WHAT IS BEING ASKED: Transcribe part of the passage on inner practice below, beginning at the words "Even in one life it" and stopping after "ESTABLISHED IN ONESELF.".

TEXT EXTRACT:
Mark Twain has written in his memoirs that he was listening to a priest in a church for ten minutes. The lecture was just wonderful, and he thought in his mind that, "Today I am going to donate ten dollars. The priest is wonderful. This church must be helped!" He decided for ten dollars he is going to donate after the lecture. Ten minutes more and he started thinking that ten dollars would be too much, five would do. Ten minutes more, and he thought, "This is not even worth five, this man."

Now he is not listening. He is worried about those ten dollars. He has not told anybody, but now is convincing himself that this is too much. "By the time", he says, "the lecture finished, I decided not to give anything. And when the man came before me to take the donations, the man who was moving, even I thought to take a few dollars and escape from the church!"

Mind is continuously changing. It is never static; it is a flow. If something bad is there, wait a little. You cannot fix the mind, mind is a flow. Just wait! Just wait a little, and you will not be able to do bad. If some good is there and you want to do it, do it immediately because mind is changing, and after a few minutes you will not be able to do it. So if it is a loving and kind act, don't postpone it. If it is something violent or destructive, postpone it a little.

If anger comes, postpone it even for five breaths, and you will not be able to do it. This will become a practice. Every time anger comes, first you breathe five times in and out. Then you are free to do. Go on continuously. It becomes a habit; you need not even think. The moment anger enters, immediately your mechanism starts breathing fast, deep. Within years it will become absolutely impossible for you to be angry. You will not be able to be angry.

Any practice, any conscious effort, can change your old patterns. And this is not a work which can be done immediately; it will take time - because you have created your pattern of habits in many, many lives. Even in one life you can't change it-it is too soon.

My sannyasins come to me and they say, "When it will happen?" and I say, "Soon." And they say, "What do you mean by your 'soon', because for years you have been telling us 'soon'."

Even in one life it happens - it is soon. Whenever it happens, it has happened before its time because you have created this pattern in so many lives. It has to be destroyed, recreated. So any time, even lives, is not too late.

THEIR CESSATION IS BROUGHT ABOUT BY PERSISTENT INNER PRACTICE AND NON-ATTACHMENT. OF THESE TWO, ABHYASA, THE INNER PRACTICE IS THE EFFORT FOR BEING FIRMLY ESTABLISHED IN ONESELF.

The essence of abhyasa is to be centered in oneself. Whatsoever happens, you should not move immediately. First you should be centered in yourself, and from that centering you should look around and then decide.

Someone insults you and you are pulled by his insult. You have moved without consulting your center. Without even for a single moment going back to the center and then moving, you have moved.

Abhyasa means inner practice. Conscious effort means, "Before I move out, I must move within. First movement must be toward my center; first I must be in contact with my center. There, centered, I will look at the situation and then decide." And this is such a tremendous, such a transforming phenomenon. Once you are centered within, the whole thing appears different; the perspective has changed. It may not look like an insult. The man may just look stupid. Or, if you are really centered, you will come to know that he is right, "This is not an insult. He has not said anything wrong about it."

ENTRIES PROVIDED:

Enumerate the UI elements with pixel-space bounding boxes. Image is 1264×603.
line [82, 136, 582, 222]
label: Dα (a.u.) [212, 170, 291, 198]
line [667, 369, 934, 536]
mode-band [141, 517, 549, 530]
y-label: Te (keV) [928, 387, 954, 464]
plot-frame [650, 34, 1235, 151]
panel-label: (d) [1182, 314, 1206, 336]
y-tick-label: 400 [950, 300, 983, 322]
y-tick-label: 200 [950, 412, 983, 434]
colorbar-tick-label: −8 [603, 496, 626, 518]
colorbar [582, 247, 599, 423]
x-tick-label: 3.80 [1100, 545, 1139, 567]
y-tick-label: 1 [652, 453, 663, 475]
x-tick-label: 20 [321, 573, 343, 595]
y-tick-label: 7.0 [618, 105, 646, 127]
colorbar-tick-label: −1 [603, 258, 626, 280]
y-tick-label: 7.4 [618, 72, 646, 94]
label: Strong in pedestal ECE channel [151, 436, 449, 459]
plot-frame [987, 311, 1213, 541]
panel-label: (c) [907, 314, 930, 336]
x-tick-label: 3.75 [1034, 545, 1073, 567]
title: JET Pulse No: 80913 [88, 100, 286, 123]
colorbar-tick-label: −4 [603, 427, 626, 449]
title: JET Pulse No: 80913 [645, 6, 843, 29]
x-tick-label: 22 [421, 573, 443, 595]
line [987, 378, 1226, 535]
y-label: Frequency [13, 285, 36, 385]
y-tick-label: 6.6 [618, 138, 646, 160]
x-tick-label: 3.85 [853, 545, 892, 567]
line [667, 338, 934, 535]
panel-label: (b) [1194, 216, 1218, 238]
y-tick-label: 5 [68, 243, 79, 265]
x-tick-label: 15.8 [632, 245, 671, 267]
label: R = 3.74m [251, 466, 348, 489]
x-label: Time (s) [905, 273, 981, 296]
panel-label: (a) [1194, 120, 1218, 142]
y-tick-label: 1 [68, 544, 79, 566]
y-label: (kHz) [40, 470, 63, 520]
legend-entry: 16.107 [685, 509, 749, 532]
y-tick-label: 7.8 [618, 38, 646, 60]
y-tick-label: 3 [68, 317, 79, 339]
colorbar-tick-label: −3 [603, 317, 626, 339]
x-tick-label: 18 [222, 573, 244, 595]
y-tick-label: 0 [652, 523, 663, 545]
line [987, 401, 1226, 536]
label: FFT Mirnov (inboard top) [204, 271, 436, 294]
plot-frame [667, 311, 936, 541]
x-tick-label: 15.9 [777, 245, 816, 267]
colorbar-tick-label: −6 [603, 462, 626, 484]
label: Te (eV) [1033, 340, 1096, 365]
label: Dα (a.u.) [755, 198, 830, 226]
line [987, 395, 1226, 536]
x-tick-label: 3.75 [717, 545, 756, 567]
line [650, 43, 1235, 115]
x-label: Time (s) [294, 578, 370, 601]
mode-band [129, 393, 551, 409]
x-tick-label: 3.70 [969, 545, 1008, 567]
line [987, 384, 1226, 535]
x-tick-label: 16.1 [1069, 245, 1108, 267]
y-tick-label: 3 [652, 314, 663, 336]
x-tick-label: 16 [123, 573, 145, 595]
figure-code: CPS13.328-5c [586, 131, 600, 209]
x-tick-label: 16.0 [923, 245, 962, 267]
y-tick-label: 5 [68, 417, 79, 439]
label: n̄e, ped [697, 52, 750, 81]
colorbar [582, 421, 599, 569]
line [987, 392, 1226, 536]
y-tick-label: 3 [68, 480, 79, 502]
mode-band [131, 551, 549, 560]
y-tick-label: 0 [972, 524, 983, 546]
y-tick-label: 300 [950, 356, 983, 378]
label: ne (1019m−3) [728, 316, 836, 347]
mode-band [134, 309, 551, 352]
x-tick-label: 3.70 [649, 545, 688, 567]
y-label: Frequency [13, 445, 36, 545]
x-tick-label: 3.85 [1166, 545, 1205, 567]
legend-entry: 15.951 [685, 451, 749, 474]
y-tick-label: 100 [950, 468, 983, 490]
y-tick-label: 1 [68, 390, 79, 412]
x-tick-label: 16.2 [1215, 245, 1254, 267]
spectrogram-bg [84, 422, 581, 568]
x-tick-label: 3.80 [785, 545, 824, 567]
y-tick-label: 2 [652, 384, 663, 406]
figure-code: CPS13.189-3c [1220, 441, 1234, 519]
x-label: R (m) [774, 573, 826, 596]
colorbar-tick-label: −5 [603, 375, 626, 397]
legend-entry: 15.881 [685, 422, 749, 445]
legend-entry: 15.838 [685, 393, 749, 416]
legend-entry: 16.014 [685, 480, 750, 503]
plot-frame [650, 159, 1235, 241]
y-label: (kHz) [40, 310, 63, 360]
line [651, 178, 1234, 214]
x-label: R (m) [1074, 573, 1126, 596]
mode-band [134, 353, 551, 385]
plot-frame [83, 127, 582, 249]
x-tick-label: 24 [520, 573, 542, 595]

TASK RESPONSE:
Even in one life it happens - it is soon. Whenever it happens, it has happened before its time because you have created this pattern in so many lives. It has to be destroyed, recreated. So any time, even lives, is not too late.

THEIR CESSATION IS BROUGHT ABOUT BY PERSISTENT INNER PRACTICE AND NON-ATTACHMENT. OF THESE TWO, ABHYASA, THE INNER PRACTICE IS THE EFFORT FOR BEING FIRMLY ESTABLISHED IN ONESELF.